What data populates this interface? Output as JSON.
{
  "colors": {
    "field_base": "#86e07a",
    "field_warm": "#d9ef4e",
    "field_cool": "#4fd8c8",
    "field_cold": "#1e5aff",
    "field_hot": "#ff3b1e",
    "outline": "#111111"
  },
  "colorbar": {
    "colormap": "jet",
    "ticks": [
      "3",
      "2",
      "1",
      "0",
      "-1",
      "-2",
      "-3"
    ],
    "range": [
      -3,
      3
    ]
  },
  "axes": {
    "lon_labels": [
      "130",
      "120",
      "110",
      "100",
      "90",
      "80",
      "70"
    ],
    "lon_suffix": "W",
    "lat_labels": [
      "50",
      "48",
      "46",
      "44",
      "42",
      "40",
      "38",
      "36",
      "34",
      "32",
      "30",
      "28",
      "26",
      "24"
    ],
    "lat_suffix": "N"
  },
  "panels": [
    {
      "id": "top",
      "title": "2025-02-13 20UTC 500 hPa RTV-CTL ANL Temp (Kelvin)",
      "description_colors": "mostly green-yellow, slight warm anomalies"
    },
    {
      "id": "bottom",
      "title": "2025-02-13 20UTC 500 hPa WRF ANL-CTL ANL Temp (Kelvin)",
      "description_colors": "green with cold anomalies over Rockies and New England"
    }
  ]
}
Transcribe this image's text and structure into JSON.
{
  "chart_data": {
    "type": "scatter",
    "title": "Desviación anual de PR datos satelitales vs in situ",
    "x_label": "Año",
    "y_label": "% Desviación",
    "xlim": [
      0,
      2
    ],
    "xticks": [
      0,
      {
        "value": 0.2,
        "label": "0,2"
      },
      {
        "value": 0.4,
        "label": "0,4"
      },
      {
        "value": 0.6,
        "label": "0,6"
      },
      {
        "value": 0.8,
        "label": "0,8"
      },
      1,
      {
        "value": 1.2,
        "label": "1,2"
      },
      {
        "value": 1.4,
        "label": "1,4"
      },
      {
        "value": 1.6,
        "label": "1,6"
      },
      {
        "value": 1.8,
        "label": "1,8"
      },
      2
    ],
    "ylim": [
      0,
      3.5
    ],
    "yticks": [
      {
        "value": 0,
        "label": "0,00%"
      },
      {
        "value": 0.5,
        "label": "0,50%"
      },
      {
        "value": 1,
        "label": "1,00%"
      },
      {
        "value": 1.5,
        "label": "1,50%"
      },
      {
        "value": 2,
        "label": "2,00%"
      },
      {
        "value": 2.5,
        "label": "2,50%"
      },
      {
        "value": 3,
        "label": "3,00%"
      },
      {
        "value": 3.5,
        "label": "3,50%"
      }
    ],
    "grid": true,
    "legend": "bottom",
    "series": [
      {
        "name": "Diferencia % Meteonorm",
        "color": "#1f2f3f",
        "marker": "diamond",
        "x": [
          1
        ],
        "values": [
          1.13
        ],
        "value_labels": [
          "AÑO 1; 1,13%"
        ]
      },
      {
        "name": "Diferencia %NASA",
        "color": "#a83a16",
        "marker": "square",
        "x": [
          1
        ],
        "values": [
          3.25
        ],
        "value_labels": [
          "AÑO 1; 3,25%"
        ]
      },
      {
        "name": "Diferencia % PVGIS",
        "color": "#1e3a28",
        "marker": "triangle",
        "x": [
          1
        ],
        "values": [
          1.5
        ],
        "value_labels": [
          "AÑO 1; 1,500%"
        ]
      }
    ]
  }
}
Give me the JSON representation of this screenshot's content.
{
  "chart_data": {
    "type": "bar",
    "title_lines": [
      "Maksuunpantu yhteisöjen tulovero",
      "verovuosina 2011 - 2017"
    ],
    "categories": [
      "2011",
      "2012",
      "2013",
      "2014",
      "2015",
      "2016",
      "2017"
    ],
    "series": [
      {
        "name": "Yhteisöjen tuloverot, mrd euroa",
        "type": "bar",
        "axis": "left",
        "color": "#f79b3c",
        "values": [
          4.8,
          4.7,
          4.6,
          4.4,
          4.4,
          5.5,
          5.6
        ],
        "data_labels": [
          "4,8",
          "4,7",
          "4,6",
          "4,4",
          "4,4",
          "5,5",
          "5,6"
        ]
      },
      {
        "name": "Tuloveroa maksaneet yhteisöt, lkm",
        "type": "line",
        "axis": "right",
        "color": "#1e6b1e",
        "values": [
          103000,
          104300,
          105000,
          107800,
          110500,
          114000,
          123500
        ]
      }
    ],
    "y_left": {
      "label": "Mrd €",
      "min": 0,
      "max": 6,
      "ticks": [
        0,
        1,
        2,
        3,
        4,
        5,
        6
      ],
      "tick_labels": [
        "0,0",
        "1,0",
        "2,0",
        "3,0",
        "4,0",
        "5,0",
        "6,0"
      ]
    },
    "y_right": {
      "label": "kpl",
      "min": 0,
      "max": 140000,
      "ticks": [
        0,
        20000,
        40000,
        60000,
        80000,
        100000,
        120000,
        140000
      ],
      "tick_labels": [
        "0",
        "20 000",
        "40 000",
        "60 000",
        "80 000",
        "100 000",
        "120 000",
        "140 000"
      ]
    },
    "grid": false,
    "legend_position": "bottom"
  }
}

——

Extract all of the material exactly as it is written.

▸ **WORKED SOLUTION**:
What data populates this interface? Output as JSON.
{
  "colors": {
    "field_base": "#86e07a",
    "field_warm": "#d9ef4e",
    "field_cool": "#4fd8c8",
    "field_cold": "#1e5aff",
    "field_hot": "#ff3b1e",
    "outline": "#111111"
  },
  "colorbar": {
    "colormap": "jet",
    "ticks": [
      "3",
      "2",
      "1",
      "0",
      "-1",
      "-2",
      "-3"
    ],
    "range": [
      -3,
      3
    ]
  },
  "axes": {
    "lon_labels": [
      "130",
      "120",
      "110",
      "100",
      "90",
      "80",
      "70"
    ],
    "lon_suffix": "W",
    "lat_labels": [
      "50",
      "48",
      "46",
      "44",
      "42",
      "40",
      "38",
      "36",
      "34",
      "32",
      "30",
      "28",
      "26",
      "24"
    ],
    "lat_suffix": "N"
  },
  "panels": [
    {
      "id": "top",
      "title": "2025-02-13 20UTC 500 hPa RTV-CTL ANL Temp (Kelvin)",
      "description_colors": "mostly green-yellow, slight warm anomalies"
    },
    {
      "id": "bottom",
      "title": "2025-02-13 20UTC 500 hPa WRF ANL-CTL ANL Temp (Kelvin)",
      "description_colors": "green with cold anomalies over Rockies and New England"
    }
  ]
}
Transcribe this image's text and structure into JSON.
{
  "chart_data": {
    "type": "scatter",
    "title": "Desviación anual de PR datos satelitales vs in situ",
    "x_label": "Año",
    "y_label": "% Desviación",
    "xlim": [
      0,
      2
    ],
    "xticks": [
      0,
      {
        "value": 0.2,
        "label": "0,2"
      },
      {
        "value": 0.4,
        "label": "0,4"
      },
      {
        "value": 0.6,
        "label": "0,6"
      },
      {
        "value": 0.8,
        "label": "0,8"
      },
      1,
      {
        "value": 1.2,
        "label": "1,2"
      },
      {
        "value": 1.4,
        "label": "1,4"
      },
      {
        "value": 1.6,
        "label": "1,6"
      },
      {
        "value": 1.8,
        "label": "1,8"
      },
      2
    ],
    "ylim": [
      0,
      3.5
    ],
    "yticks": [
      {
        "value": 0,
        "label": "0,00%"
      },
      {
        "value": 0.5,
        "label": "0,50%"
      },
      {
        "value": 1,
        "label": "1,00%"
      },
      {
        "value": 1.5,
        "label": "1,50%"
      },
      {
        "value": 2,
        "label": "2,00%"
      },
      {
        "value": 2.5,
        "label": "2,50%"
      },
      {
        "value": 3,
        "label": "3,00%"
      },
      {
        "value": 3.5,
        "label": "3,50%"
      }
    ],
    "grid": true,
    "legend": "bottom",
    "series": [
      {
        "name": "Diferencia % Meteonorm",
        "color": "#1f2f3f",
        "marker": "diamond",
        "x": [
          1
        ],
        "values": [
          1.13
        ],
        "value_labels": [
          "AÑO 1; 1,13%"
        ]
      },
      {
        "name": "Diferencia %NASA",
        "color": "#a83a16",
        "marker": "square",
        "x": [
          1
        ],
        "values": [
          3.25
        ],
        "value_labels": [
          "AÑO 1; 3,25%"
        ]
      },
      {
        "name": "Diferencia % PVGIS",
        "color": "#1e3a28",
        "marker": "triangle",
        "x": [
          1
        ],
        "values": [
          1.5
        ],
        "value_labels": [
          "AÑO 1; 1,500%"
        ]
      }
    ]
  }
}
Give me the JSON representation of this screenshot's content.
{
  "chart_data": {
    "type": "bar",
    "title_lines": [
      "Maksuunpantu yhteisöjen tulovero",
      "verovuosina 2011 - 2017"
    ],
    "categories": [
      "2011",
      "2012",
      "2013",
      "2014",
      "2015",
      "2016",
      "2017"
    ],
    "series": [
      {
        "name": "Yhteisöjen tuloverot, mrd euroa",
        "type": "bar",
        "axis": "left",
        "color": "#f79b3c",
        "values": [
          4.8,
          4.7,
          4.6,
          4.4,
          4.4,
          5.5,
          5.6
        ],
        "data_labels": [
          "4,8",
          "4,7",
          "4,6",
          "4,4",
          "4,4",
          "5,5",
          "5,6"
        ]
      },
      {
        "name": "Tuloveroa maksaneet yhteisöt, lkm",
        "type": "line",
        "axis": "right",
        "color": "#1e6b1e",
        "values": [
          103000,
          104300,
          105000,
          107800,
          110500,
          114000,
          123500
        ]
      }
    ],
    "y_left": {
      "label": "Mrd €",
      "min": 0,
      "max": 6,
      "ticks": [
        0,
        1,
        2,
        3,
        4,
        5,
        6
      ],
      "tick_labels": [
        "0,0",
        "1,0",
        "2,0",
        "3,0",
        "4,0",
        "5,0",
        "6,0"
      ]
    },
    "y_right": {
      "label": "kpl",
      "min": 0,
      "max": 140000,
      "ticks": [
        0,
        20000,
        40000,
        60000,
        80000,
        100000,
        120000,
        140000
      ],
      "tick_labels": [
        "0",
        "20 000",
        "40 000",
        "60 000",
        "80 000",
        "100 000",
        "120 000",
        "140 000"
      ]
    },
    "grid": false,
    "legend_position": "bottom"
  }
}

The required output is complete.